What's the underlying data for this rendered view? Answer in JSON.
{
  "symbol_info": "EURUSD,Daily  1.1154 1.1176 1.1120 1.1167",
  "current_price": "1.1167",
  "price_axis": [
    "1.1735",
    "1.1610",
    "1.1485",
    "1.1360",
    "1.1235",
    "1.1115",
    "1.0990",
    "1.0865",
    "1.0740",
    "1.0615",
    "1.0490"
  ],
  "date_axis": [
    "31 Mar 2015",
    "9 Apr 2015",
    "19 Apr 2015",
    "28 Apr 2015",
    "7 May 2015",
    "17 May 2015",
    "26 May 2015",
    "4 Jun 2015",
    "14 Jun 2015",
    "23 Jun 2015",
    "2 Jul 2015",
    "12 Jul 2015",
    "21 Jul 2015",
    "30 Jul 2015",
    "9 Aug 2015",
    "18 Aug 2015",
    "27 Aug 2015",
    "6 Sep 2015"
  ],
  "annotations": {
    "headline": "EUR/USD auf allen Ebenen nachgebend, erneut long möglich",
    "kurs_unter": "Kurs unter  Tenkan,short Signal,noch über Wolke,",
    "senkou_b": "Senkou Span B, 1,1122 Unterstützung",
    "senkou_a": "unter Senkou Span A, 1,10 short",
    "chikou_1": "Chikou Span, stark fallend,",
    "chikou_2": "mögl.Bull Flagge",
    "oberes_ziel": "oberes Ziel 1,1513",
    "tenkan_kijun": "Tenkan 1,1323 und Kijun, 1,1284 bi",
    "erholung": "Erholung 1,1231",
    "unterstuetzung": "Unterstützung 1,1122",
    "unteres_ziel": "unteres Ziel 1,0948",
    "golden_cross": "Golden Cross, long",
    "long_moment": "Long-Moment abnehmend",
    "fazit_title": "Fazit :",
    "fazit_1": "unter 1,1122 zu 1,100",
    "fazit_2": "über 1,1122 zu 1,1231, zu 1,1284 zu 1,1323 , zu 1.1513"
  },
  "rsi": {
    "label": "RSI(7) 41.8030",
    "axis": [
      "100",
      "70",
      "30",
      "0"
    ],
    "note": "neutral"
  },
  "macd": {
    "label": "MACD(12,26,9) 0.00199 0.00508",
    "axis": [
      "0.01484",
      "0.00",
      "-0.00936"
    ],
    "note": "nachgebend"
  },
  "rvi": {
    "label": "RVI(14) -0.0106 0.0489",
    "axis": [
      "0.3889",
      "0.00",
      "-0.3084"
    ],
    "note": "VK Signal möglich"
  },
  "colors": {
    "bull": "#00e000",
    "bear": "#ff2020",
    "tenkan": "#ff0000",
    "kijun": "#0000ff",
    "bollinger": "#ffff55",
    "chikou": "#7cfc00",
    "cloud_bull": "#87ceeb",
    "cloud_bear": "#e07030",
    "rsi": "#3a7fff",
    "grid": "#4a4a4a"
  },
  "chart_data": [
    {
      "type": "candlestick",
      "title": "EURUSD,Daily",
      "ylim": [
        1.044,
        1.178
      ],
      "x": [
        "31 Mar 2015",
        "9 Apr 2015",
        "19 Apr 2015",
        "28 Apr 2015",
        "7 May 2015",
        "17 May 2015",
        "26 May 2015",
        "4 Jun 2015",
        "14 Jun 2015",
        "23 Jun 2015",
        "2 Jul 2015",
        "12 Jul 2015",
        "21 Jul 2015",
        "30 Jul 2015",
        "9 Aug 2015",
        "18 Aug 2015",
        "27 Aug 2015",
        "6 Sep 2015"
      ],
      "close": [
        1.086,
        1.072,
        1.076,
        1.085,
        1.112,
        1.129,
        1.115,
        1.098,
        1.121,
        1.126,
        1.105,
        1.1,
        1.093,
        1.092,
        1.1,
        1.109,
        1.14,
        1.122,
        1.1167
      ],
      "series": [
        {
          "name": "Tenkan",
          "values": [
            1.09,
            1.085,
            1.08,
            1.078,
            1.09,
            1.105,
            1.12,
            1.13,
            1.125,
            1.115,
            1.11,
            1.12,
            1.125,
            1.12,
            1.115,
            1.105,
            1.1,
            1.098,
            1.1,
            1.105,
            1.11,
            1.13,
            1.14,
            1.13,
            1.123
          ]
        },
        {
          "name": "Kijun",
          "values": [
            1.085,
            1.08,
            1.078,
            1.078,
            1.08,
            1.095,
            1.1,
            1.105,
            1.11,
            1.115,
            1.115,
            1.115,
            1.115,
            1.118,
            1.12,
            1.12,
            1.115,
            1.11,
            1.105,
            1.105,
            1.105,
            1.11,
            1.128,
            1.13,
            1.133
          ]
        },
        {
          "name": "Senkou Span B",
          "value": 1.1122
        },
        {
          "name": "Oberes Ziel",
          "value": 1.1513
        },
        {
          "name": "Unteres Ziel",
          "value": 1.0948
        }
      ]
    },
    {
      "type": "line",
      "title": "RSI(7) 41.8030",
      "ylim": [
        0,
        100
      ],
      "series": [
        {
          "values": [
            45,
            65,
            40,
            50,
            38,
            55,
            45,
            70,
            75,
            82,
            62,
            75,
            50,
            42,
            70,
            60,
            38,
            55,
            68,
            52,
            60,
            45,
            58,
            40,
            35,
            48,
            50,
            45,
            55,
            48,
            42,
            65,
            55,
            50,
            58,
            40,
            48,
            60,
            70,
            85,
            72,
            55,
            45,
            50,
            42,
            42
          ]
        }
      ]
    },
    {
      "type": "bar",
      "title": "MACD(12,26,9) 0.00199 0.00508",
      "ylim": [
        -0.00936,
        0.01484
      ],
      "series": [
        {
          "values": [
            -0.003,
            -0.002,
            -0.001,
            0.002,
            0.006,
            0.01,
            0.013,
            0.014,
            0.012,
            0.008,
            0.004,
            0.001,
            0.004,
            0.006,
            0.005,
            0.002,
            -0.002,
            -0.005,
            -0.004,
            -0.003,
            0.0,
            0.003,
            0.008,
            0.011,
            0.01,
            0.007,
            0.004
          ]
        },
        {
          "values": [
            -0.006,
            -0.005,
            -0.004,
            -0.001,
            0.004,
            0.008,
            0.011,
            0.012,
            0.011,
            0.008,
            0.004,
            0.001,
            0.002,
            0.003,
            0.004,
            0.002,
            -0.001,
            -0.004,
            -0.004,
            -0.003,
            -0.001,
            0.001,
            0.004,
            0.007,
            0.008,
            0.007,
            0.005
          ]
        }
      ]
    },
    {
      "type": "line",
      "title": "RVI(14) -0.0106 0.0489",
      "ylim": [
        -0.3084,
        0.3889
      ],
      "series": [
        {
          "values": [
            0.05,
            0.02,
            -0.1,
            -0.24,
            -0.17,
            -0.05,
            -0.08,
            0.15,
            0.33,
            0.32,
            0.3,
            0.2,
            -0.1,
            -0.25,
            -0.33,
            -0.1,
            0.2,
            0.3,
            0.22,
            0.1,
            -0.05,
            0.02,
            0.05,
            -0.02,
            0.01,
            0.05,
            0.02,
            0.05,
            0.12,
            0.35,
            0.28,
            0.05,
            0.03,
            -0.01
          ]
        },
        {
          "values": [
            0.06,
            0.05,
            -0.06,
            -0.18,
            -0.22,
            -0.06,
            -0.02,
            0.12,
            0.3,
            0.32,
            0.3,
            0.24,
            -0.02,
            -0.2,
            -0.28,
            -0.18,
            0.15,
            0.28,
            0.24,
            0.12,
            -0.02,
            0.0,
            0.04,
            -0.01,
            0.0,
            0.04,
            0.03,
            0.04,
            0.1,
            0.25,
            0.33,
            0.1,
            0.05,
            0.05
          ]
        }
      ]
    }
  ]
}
__________________________________________________
» Task prompt
Scan the records above for the string "Unterstützung", then select every line that holds it.

» Full output
    "senkou_b": "Senkou Span B, 1,1122 Unterstützung",
    "unterstuetzung": "Unterstützung 1,1122",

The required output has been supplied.